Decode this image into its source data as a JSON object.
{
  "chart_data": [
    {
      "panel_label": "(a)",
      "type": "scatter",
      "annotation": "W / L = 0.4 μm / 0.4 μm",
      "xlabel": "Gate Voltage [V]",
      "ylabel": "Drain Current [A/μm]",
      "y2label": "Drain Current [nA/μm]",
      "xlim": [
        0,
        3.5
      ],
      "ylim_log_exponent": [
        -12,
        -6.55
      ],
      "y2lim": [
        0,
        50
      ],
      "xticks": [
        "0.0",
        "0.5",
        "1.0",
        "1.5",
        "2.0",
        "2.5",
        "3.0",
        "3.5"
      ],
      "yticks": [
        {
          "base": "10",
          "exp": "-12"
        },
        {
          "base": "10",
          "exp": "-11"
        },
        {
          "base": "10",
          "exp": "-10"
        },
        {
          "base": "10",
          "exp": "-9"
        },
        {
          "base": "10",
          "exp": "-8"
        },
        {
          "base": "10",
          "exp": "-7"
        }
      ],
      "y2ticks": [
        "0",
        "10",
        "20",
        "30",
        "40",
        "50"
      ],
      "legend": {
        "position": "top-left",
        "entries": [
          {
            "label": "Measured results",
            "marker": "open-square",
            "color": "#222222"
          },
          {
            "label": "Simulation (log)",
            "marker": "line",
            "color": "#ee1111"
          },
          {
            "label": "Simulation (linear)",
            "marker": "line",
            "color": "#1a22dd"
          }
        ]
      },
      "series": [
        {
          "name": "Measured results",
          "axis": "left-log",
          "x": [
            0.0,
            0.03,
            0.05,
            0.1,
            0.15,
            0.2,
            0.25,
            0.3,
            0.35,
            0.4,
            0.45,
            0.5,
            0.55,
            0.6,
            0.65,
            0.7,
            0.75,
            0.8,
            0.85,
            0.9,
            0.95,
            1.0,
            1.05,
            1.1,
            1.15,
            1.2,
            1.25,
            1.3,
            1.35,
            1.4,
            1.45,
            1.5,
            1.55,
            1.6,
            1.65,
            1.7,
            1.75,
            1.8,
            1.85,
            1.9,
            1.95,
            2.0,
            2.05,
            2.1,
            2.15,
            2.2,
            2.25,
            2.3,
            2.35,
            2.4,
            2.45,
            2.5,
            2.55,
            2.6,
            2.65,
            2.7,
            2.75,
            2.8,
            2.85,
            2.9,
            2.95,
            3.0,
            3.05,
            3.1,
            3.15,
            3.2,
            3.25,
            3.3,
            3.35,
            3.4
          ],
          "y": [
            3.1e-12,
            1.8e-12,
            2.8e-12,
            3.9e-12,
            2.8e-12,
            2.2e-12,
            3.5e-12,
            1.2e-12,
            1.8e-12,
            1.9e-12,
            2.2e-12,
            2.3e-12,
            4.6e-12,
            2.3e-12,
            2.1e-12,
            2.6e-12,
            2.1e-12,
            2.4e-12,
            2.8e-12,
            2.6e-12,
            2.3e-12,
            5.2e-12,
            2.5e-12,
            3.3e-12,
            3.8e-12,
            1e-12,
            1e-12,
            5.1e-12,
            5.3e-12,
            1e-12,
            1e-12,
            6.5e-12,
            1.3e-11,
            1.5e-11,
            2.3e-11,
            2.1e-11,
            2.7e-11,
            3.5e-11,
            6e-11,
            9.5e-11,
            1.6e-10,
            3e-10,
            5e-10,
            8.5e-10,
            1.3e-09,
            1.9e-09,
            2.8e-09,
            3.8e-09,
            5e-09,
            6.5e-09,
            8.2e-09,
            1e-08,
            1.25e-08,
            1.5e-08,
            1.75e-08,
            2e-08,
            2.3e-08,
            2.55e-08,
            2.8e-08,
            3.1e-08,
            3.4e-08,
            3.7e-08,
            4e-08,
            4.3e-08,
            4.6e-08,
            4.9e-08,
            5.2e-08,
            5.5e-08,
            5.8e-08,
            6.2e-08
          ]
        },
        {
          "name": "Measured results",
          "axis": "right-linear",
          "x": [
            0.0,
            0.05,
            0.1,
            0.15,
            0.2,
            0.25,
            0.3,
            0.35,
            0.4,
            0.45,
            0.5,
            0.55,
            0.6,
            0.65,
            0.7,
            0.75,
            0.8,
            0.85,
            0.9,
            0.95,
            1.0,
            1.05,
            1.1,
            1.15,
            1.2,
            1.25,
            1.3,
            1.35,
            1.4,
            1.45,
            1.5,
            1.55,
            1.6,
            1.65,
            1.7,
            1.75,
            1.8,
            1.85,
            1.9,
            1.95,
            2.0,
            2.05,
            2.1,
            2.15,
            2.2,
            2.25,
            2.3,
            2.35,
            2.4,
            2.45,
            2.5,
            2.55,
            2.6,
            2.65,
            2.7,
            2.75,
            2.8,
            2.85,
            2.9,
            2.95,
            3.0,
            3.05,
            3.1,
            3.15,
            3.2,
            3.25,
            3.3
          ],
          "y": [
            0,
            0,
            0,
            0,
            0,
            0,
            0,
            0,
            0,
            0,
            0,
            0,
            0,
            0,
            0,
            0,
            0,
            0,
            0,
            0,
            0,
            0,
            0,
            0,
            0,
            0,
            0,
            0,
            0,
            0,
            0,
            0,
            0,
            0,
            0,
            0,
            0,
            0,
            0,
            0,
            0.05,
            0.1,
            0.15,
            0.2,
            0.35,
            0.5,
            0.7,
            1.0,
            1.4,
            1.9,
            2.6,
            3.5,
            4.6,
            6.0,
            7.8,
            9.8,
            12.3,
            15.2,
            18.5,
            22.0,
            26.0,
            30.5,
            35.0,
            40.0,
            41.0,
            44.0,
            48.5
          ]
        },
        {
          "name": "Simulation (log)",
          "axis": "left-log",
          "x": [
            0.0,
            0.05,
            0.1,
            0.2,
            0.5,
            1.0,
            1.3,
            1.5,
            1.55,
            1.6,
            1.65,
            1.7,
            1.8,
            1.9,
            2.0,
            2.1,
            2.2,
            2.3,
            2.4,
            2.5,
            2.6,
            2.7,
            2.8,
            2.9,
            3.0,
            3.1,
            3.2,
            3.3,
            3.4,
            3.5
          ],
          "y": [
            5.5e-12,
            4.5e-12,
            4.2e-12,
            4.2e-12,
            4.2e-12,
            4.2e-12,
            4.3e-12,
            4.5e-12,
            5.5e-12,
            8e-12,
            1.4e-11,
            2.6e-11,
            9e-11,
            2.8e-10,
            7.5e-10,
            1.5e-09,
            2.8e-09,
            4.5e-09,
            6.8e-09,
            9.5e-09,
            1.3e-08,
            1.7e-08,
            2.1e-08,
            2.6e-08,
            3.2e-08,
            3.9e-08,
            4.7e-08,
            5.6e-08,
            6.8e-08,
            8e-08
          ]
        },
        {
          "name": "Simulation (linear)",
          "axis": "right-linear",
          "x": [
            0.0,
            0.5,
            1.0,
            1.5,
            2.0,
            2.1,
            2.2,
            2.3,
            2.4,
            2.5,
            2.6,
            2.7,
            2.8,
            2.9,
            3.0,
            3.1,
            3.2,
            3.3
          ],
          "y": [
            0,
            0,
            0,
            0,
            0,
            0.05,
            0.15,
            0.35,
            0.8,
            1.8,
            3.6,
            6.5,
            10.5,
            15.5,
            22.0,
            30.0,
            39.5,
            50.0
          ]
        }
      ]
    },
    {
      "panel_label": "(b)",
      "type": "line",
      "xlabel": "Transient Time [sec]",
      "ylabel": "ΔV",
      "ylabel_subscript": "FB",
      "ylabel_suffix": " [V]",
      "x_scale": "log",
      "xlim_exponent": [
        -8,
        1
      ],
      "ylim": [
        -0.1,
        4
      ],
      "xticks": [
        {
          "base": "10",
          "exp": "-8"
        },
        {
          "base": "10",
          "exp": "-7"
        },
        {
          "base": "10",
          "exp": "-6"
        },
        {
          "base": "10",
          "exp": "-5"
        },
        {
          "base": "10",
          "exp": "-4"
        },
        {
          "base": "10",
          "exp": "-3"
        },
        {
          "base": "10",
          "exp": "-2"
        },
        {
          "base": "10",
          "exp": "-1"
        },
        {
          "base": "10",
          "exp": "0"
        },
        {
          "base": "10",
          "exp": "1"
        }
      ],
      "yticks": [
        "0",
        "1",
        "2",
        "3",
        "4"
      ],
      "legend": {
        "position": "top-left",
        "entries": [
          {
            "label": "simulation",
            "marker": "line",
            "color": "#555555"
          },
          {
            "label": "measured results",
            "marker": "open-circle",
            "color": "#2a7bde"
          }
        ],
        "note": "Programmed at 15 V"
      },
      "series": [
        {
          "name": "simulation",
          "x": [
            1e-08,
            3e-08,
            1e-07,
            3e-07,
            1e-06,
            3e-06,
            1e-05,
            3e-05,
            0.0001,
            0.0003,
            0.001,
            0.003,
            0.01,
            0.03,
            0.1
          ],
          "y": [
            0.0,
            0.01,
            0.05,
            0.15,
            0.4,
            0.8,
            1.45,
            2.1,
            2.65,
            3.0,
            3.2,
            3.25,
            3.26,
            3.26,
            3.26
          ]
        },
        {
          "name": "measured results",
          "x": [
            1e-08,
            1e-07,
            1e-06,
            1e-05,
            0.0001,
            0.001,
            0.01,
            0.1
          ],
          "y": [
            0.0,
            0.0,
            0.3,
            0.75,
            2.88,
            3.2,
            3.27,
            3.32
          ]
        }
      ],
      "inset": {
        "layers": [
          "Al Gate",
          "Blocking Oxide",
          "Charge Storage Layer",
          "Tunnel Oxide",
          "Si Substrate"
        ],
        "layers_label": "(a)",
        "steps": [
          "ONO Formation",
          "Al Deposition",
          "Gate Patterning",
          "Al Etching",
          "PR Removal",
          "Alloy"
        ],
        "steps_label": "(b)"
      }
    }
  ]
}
----
Set task - Look through the material above and pick out each line holding the word "open".

Result for this task -
            "marker": "open-square",
            "marker": "open-circle",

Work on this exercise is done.